■ **What is required**: Pictures do not belong in the copy, so please give every entry below again exactly.
===== Entries =====
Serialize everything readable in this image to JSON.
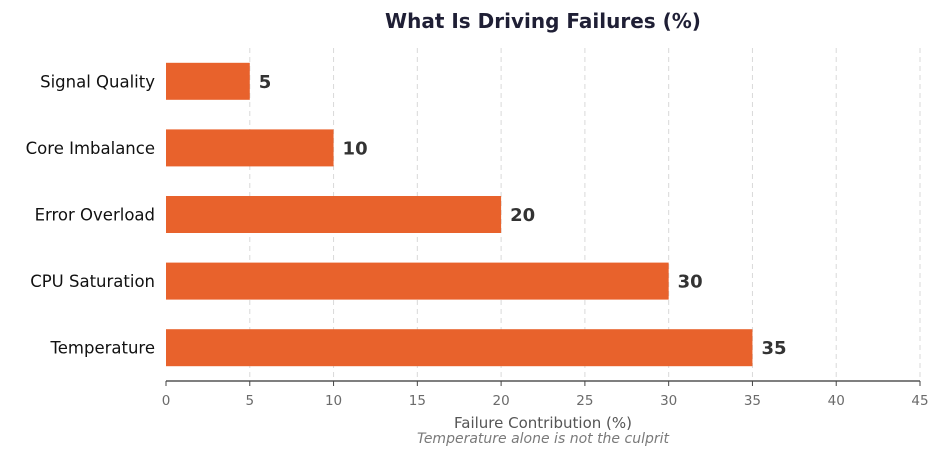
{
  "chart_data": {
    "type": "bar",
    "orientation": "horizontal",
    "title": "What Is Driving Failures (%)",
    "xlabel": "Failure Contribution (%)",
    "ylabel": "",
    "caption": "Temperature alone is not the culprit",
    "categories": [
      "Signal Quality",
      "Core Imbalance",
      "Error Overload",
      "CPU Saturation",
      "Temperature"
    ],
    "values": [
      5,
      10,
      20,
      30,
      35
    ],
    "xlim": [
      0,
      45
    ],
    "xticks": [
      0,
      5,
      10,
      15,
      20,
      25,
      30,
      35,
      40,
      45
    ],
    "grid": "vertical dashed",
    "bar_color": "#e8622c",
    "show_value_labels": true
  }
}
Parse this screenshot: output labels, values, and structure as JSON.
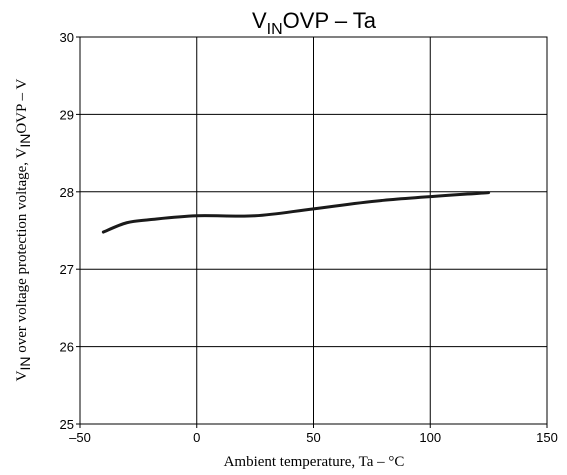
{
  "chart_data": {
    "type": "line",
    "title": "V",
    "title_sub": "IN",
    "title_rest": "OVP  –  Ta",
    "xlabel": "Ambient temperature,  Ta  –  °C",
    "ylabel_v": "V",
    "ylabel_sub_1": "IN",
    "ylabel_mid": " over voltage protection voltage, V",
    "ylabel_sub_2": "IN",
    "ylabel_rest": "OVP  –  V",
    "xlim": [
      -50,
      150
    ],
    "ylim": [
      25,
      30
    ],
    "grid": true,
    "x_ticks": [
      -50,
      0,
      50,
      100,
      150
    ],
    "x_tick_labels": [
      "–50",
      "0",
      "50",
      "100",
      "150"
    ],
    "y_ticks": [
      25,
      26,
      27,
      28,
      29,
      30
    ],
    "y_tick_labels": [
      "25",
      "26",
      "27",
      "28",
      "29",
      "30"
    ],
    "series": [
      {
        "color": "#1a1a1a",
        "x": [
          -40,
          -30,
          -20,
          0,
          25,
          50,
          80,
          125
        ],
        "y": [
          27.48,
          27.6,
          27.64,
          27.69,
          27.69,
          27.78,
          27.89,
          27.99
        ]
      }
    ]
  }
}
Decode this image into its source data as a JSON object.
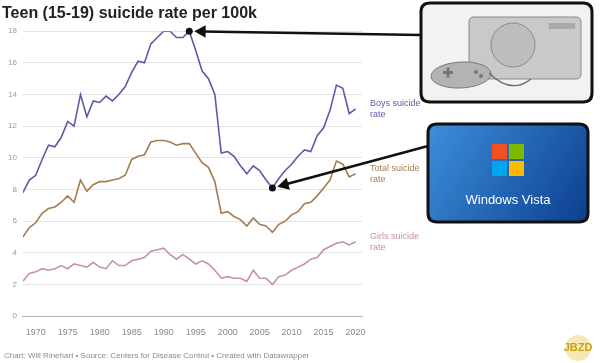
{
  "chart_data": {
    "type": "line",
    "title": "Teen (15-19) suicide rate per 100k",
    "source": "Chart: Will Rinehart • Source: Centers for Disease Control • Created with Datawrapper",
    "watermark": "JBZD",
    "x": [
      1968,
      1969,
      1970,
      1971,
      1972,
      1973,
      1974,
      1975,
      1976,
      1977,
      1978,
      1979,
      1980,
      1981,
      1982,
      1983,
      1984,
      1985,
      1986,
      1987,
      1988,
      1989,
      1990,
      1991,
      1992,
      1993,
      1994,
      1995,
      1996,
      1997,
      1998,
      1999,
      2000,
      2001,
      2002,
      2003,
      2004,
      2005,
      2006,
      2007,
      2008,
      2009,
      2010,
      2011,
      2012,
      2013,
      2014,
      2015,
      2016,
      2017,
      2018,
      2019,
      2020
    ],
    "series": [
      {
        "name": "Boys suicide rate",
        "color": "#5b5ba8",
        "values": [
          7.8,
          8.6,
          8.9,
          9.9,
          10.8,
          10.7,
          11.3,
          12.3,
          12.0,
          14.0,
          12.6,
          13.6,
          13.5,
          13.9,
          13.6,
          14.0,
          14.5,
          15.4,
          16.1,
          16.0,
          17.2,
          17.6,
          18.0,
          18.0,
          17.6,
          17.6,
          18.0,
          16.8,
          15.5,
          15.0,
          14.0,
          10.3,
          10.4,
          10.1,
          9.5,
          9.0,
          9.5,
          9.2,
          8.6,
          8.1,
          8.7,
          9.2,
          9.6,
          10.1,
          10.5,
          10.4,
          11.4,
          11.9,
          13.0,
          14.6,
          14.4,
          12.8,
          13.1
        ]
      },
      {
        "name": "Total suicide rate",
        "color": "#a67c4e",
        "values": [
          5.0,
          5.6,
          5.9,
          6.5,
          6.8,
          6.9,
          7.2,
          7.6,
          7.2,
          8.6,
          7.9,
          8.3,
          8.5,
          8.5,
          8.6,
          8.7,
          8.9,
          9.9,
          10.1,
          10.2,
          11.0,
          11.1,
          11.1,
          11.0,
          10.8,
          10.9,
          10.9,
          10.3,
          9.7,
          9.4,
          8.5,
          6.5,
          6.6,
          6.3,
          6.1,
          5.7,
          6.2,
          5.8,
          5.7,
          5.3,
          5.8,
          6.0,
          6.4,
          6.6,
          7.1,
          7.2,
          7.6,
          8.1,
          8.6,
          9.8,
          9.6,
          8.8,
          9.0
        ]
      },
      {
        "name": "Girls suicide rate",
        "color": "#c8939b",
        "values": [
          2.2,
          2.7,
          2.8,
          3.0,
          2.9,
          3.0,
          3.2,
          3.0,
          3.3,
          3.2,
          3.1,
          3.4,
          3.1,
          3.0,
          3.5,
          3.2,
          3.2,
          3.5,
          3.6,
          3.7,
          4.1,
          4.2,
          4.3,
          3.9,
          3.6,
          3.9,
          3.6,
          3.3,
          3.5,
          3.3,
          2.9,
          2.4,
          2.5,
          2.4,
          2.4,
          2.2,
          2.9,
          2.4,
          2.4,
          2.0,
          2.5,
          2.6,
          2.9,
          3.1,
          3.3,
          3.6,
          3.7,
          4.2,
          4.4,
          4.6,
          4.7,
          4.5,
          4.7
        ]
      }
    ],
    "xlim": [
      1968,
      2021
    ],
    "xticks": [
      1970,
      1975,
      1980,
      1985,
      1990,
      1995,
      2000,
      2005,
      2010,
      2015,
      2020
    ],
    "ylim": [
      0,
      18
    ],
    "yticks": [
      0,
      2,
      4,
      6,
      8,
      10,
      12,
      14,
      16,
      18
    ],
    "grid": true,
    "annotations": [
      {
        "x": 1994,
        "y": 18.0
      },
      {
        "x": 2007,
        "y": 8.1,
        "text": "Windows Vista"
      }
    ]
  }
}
=====
■ **Task response**:
Serialize everything readable in this image to JSON.
{
  "chart_data": {
    "type": "bar",
    "orientation": "horizontal",
    "title": "What Is Driving Failures (%)",
    "xlabel": "Failure Contribution (%)",
    "ylabel": "",
    "caption": "Temperature alone is not the culprit",
    "categories": [
      "Signal Quality",
      "Core Imbalance",
      "Error Overload",
      "CPU Saturation",
      "Temperature"
    ],
    "values": [
      5,
      10,
      20,
      30,
      35
    ],
    "xlim": [
      0,
      45
    ],
    "xticks": [
      0,
      5,
      10,
      15,
      20,
      25,
      30,
      35,
      40,
      45
    ],
    "grid": "vertical dashed",
    "bar_color": "#e8622c",
    "show_value_labels": true
  }
}
Parse this screenshot: output labels, values, and structure as JSON.
{
  "chart_data": {
    "type": "line",
    "title": "V",
    "title_sub": "IN",
    "title_rest": "OVP  –  Ta",
    "xlabel": "Ambient temperature,  Ta  –  °C",
    "ylabel_v": "V",
    "ylabel_sub_1": "IN",
    "ylabel_mid": " over voltage protection voltage, V",
    "ylabel_sub_2": "IN",
    "ylabel_rest": "OVP  –  V",
    "xlim": [
      -50,
      150
    ],
    "ylim": [
      25,
      30
    ],
    "grid": true,
    "x_ticks": [
      -50,
      0,
      50,
      100,
      150
    ],
    "x_tick_labels": [
      "–50",
      "0",
      "50",
      "100",
      "150"
    ],
    "y_ticks": [
      25,
      26,
      27,
      28,
      29,
      30
    ],
    "y_tick_labels": [
      "25",
      "26",
      "27",
      "28",
      "29",
      "30"
    ],
    "series": [
      {
        "color": "#1a1a1a",
        "x": [
          -40,
          -30,
          -20,
          0,
          25,
          50,
          80,
          125
        ],
        "y": [
          27.48,
          27.6,
          27.64,
          27.69,
          27.69,
          27.78,
          27.89,
          27.99
        ]
      }
    ]
  }
}
Decode this image into its source data as a JSON object.
{
  "chart_data": {
    "type": "line",
    "title": "Teen (15-19) suicide rate per 100k",
    "source": "Chart: Will Rinehart • Source: Centers for Disease Control • Created with Datawrapper",
    "watermark": "JBZD",
    "x": [
      1968,
      1969,
      1970,
      1971,
      1972,
      1973,
      1974,
      1975,
      1976,
      1977,
      1978,
      1979,
      1980,
      1981,
      1982,
      1983,
      1984,
      1985,
      1986,
      1987,
      1988,
      1989,
      1990,
      1991,
      1992,
      1993,
      1994,
      1995,
      1996,
      1997,
      1998,
      1999,
      2000,
      2001,
      2002,
      2003,
      2004,
      2005,
      2006,
      2007,
      2008,
      2009,
      2010,
      2011,
      2012,
      2013,
      2014,
      2015,
      2016,
      2017,
      2018,
      2019,
      2020
    ],
    "series": [
      {
        "name": "Boys suicide rate",
        "color": "#5b5ba8",
        "values": [
          7.8,
          8.6,
          8.9,
          9.9,
          10.8,
          10.7,
          11.3,
          12.3,
          12.0,
          14.0,
          12.6,
          13.6,
          13.5,
          13.9,
          13.6,
          14.0,
          14.5,
          15.4,
          16.1,
          16.0,
          17.2,
          17.6,
          18.0,
          18.0,
          17.6,
          17.6,
          18.0,
          16.8,
          15.5,
          15.0,
          14.0,
          10.3,
          10.4,
          10.1,
          9.5,
          9.0,
          9.5,
          9.2,
          8.6,
          8.1,
          8.7,
          9.2,
          9.6,
          10.1,
          10.5,
          10.4,
          11.4,
          11.9,
          13.0,
          14.6,
          14.4,
          12.8,
          13.1
        ]
      },
      {
        "name": "Total suicide rate",
        "color": "#a67c4e",
        "values": [
          5.0,
          5.6,
          5.9,
          6.5,
          6.8,
          6.9,
          7.2,
          7.6,
          7.2,
          8.6,
          7.9,
          8.3,
          8.5,
          8.5,
          8.6,
          8.7,
          8.9,
          9.9,
          10.1,
          10.2,
          11.0,
          11.1,
          11.1,
          11.0,
          10.8,
          10.9,
          10.9,
          10.3,
          9.7,
          9.4,
          8.5,
          6.5,
          6.6,
          6.3,
          6.1,
          5.7,
          6.2,
          5.8,
          5.7,
          5.3,
          5.8,
          6.0,
          6.4,
          6.6,
          7.1,
          7.2,
          7.6,
          8.1,
          8.6,
          9.8,
          9.6,
          8.8,
          9.0
        ]
      },
      {
        "name": "Girls suicide rate",
        "color": "#c8939b",
        "values": [
          2.2,
          2.7,
          2.8,
          3.0,
          2.9,
          3.0,
          3.2,
          3.0,
          3.3,
          3.2,
          3.1,
          3.4,
          3.1,
          3.0,
          3.5,
          3.2,
          3.2,
          3.5,
          3.6,
          3.7,
          4.1,
          4.2,
          4.3,
          3.9,
          3.6,
          3.9,
          3.6,
          3.3,
          3.5,
          3.3,
          2.9,
          2.4,
          2.5,
          2.4,
          2.4,
          2.2,
          2.9,
          2.4,
          2.4,
          2.0,
          2.5,
          2.6,
          2.9,
          3.1,
          3.3,
          3.6,
          3.7,
          4.2,
          4.4,
          4.6,
          4.7,
          4.5,
          4.7
        ]
      }
    ],
    "xlim": [
      1968,
      2021
    ],
    "xticks": [
      1970,
      1975,
      1980,
      1985,
      1990,
      1995,
      2000,
      2005,
      2010,
      2015,
      2020
    ],
    "ylim": [
      0,
      18
    ],
    "yticks": [
      0,
      2,
      4,
      6,
      8,
      10,
      12,
      14,
      16,
      18
    ],
    "grid": true,
    "annotations": [
      {
        "x": 1994,
        "y": 18.0
      },
      {
        "x": 2007,
        "y": 8.1,
        "text": "Windows Vista"
      }
    ]
  }
}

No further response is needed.